- **WORK INSTRUCTIONS**: Count every line that has the word "Простые". Give the number, without anything more.

---------- DATA FOR THIS TASK ----------

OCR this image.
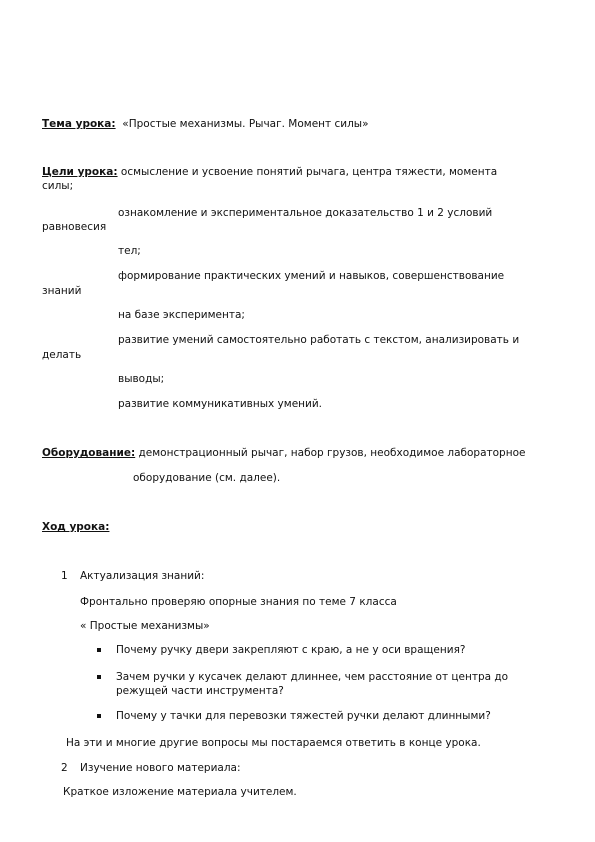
Тема урока: «Простые механизмы. Рычаг. Момент силы»
Цели урока: осмысление и усвоение понятий рычага, центра тяжести, момента
силы;
ознакомление и экспериментальное доказательство 1 и 2 условий
равновесия
тел;
формирование практических умений и навыков, совершенствование
знаний
на базе эксперимента;
развитие умений самостоятельно работать с текстом, анализировать и
делать
выводы;
развитие коммуникативных умений.
Оборудование: демонстрационный рычаг, набор грузов, необходимое лабораторное
оборудование (см. далее).
Ход урока:
1 Актуализация знаний:
Фронтально проверяю опорные знания по теме 7 класса
« Простые механизмы»
Почему ручку двери закрепляют с краю, а не у оси вращения?
Зачем ручки у кусачек делают длиннее, чем расстояние от центра до
режущей части инструмента?
Почему у тачки для перевозки тяжестей ручки делают длинными?
На эти и многие другие вопросы мы постараемся ответить в конце урока.
2 Изучение нового материала:
Краткое изложение материала учителем.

----------

- **OUTPUT OF THE EXERCISE**: 2